▶ Stored data:

┄┄┄┄┄┄┄┄┄┄

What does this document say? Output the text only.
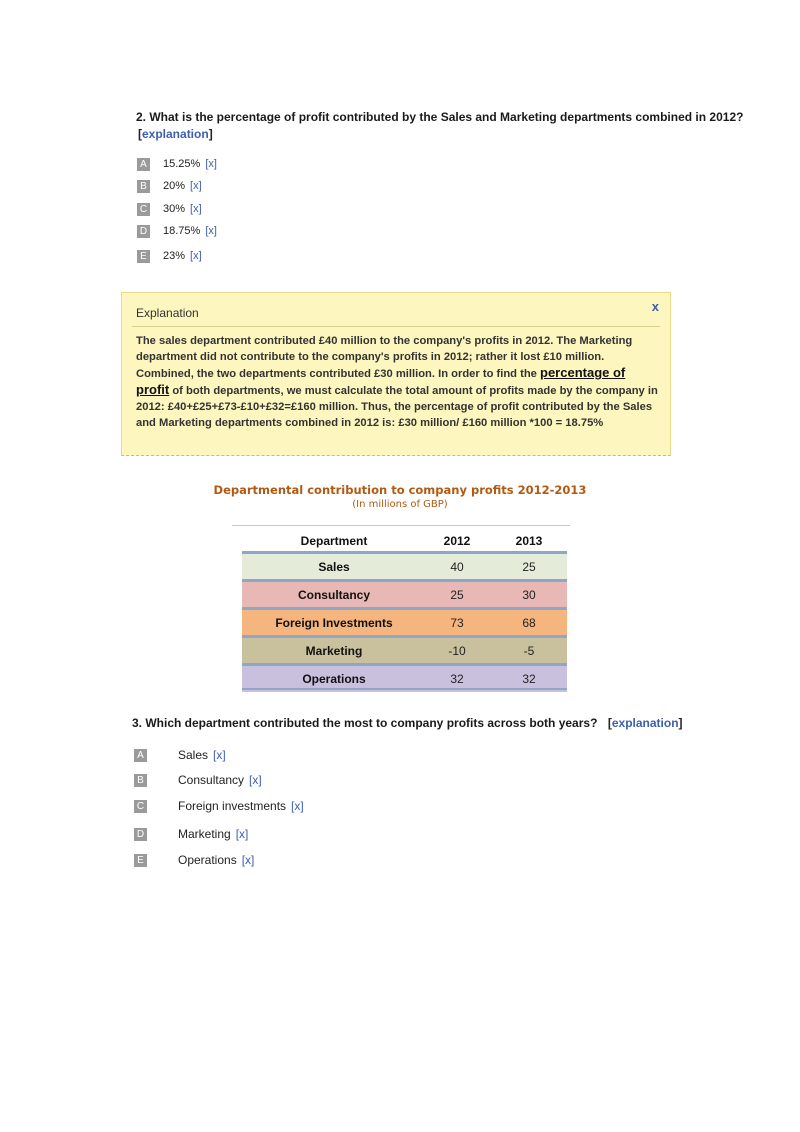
2. What is the percentage of profit contributed by the Sales and Marketing departments combined in 2012?
[explanation]
A 15.25% [x]
B 20% [x]
C 30% [x]
D 18.75% [x]
E 23% [x]
Explanation	x
The sales department contributed £40 million to the company's profits in 2012. The Marketing department did not contribute to the company's profits in 2012; rather it lost £10 million. Combined, the two departments contributed £30 million. In order to find the percentage of profit of both departments, we must calculate the total amount of profits made by the company in 2012: £40+£25+£73-£10+£32=£160 million. Thus, the percentage of profit contributed by the Sales and Marketing departments combined in 2012 is: £30 million/ £160 million *100 = 18.75%
Departmental contribution to company profits 2012-2013
(In millions of GBP)
Department	2012	2013
Sales	40	25
Consultancy	25	30
Foreign Investments	73	68
Marketing	-10	-5
Operations	32	32
3. Which department contributed the most to company profits across both years? [explanation]
A	Sales [x]
B	Consultancy [x]
C	Foreign investments [x]
D	Marketing [x]
E	Operations [x]
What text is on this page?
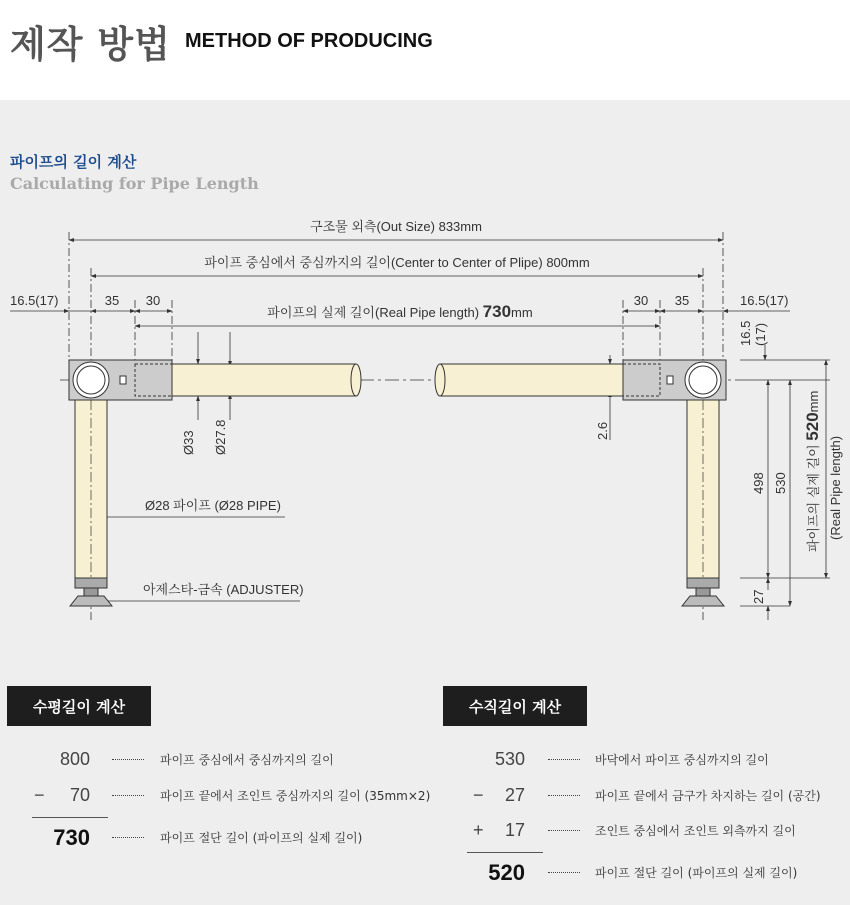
제작 방법 METHOD OF PRODUCING
파이프의 길이 계산
Calculating for Pipe Length
구조물 외측(Out Size) 833mm
파이프 중심에서 중심까지의 길이(Center to Center of Plipe) 800mm
파이프의 실제 길이(Real Pipe length) 730mm
16.5(17)	35 30	30 35	16.5(17)
16.5 (17)
Ø33 Ø27.8	2.6
Ø28 파이프 (Ø28 PIPE)
아제스타-금속 (ADJUSTER)
498 530
27
파이프의 실제 길이 520mm
(Real Pipe length)
수평길이 계산
800	파이프 중심에서 중심까지의 길이
−	70	파이프 끝에서 조인트 중심까지의 길이 (35mm×2)
730	파이프 절단 길이 (파이프의 실제 길이)
수직길이 계산
530	바닥에서 파이프 중심까지의 길이
−	27	파이프 끝에서 금구가 차지하는 길이 (공간)
+	17	조인트 중심에서 조인트 외측까지 길이
520	파이프 절단 길이 (파이프의 실제 길이)
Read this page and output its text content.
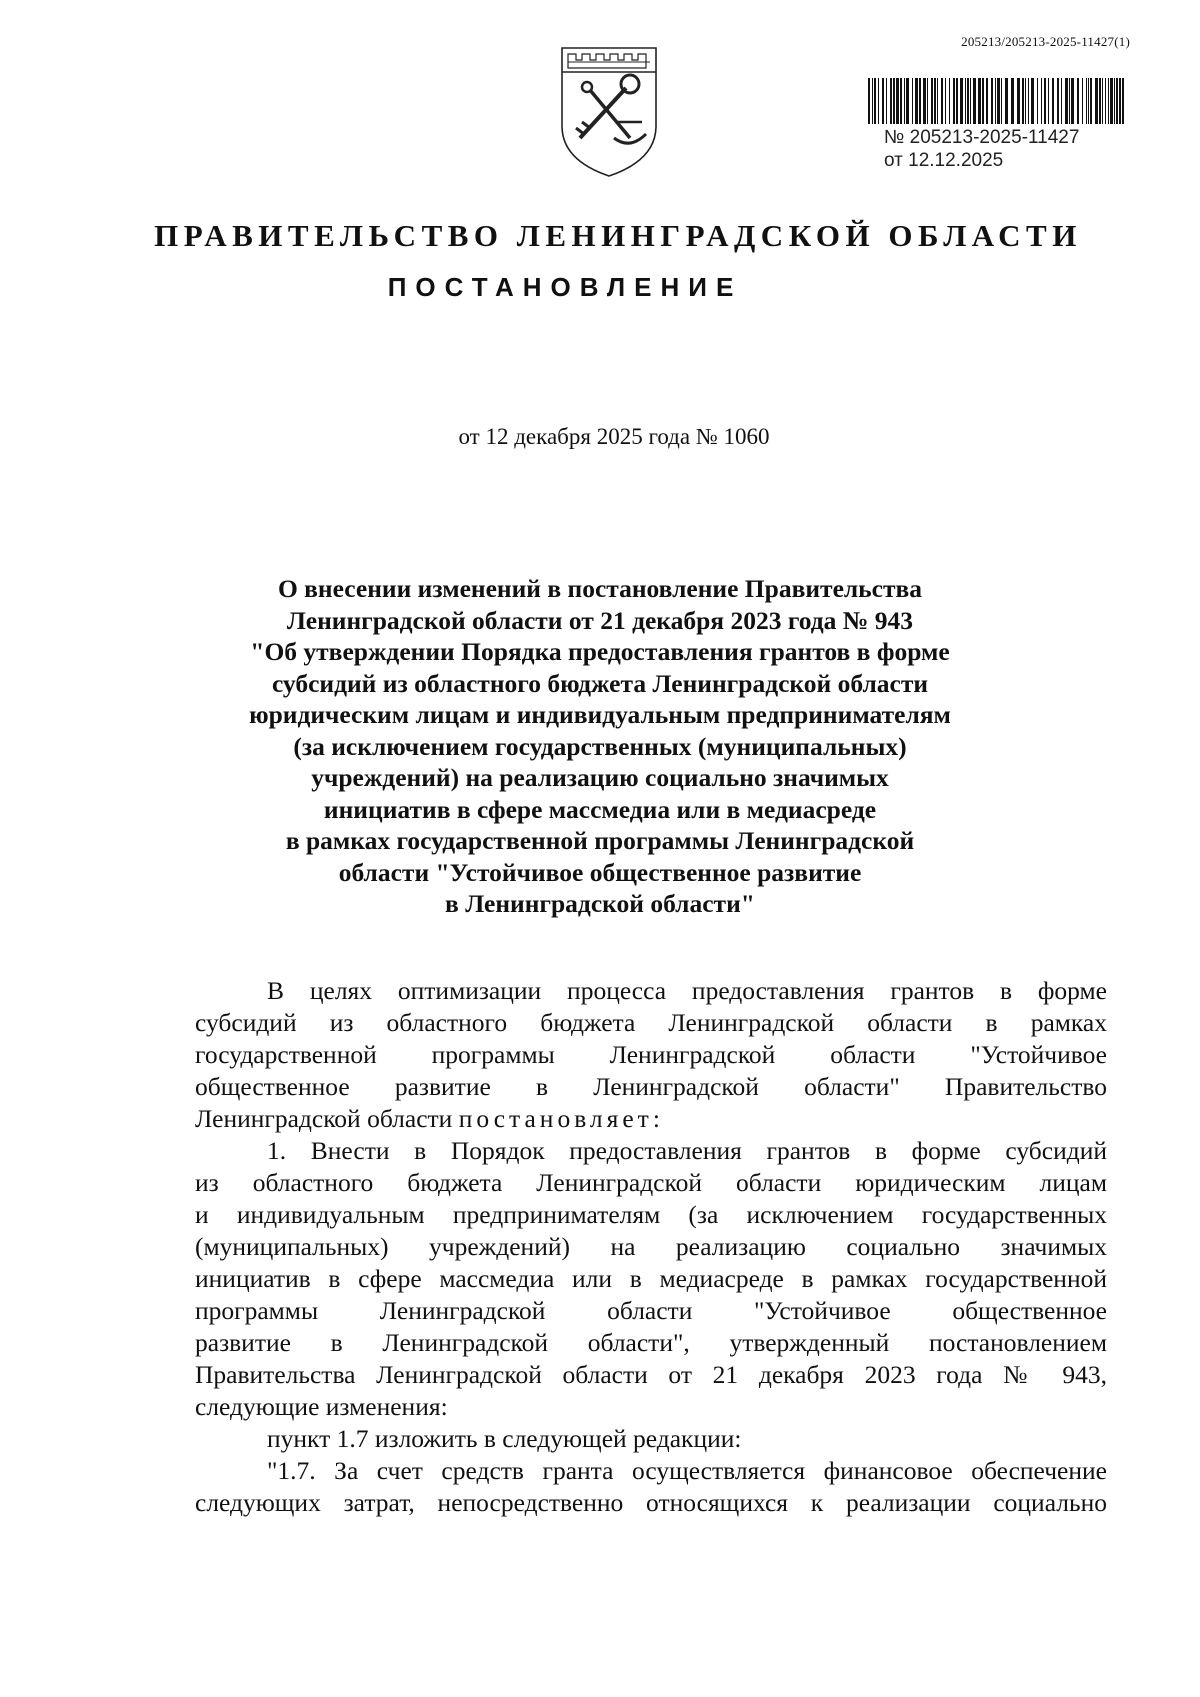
205213/205213-2025-11427(1)
№ 205213-2025-11427
от 12.12.2025
ПРАВИТЕЛЬСТВО ЛЕНИНГРАДСКОЙ ОБЛАСТИ
ПОСТАНОВЛЕНИЕ
от 12 декабря 2025 года № 1060
О внесении изменений в постановление Правительства
Ленинградской области от 21 декабря 2023 года № 943
"Об утверждении Порядка предоставления грантов в форме
субсидий из областного бюджета Ленинградской области
юридическим лицам и индивидуальным предпринимателям
(за исключением государственных (муниципальных)
учреждений) на реализацию социально значимых
инициатив в сфере массмедиа или в медиасреде
в рамках государственной программы Ленинградской
области "Устойчивое общественное развитие
в Ленинградской области"
В целях оптимизации процесса предоставления грантов в форме
субсидий из областного бюджета Ленинградской области в рамках
государственной программы Ленинградской области "Устойчивое
общественное развитие в Ленинградской области" Правительство
Ленинградской области постановляет:
1. Внести в Порядок предоставления грантов в форме субсидий
из областного бюджета Ленинградской области юридическим лицам
и индивидуальным предпринимателям (за исключением государственных
(муниципальных) учреждений) на реализацию социально значимых
инициатив в сфере массмедиа или в медиасреде в рамках государственной
программы Ленинградской области "Устойчивое общественное
развитие в Ленинградской области", утвержденный постановлением
Правительства Ленинградской области от 21 декабря 2023 года № 943,
следующие изменения:
пункт 1.7 изложить в следующей редакции:
"1.7. За счет средств гранта осуществляется финансовое обеспечение
следующих затрат, непосредственно относящихся к реализации социально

┄┄┄┄┄┄┄┄┄┄

Scan the listing above for the word "массмедиа" and show each line where it is found.

инициатив в сфере массмедиа или в медиасреде
инициатив в сфере массмедиа или в медиасреде в рамках государственной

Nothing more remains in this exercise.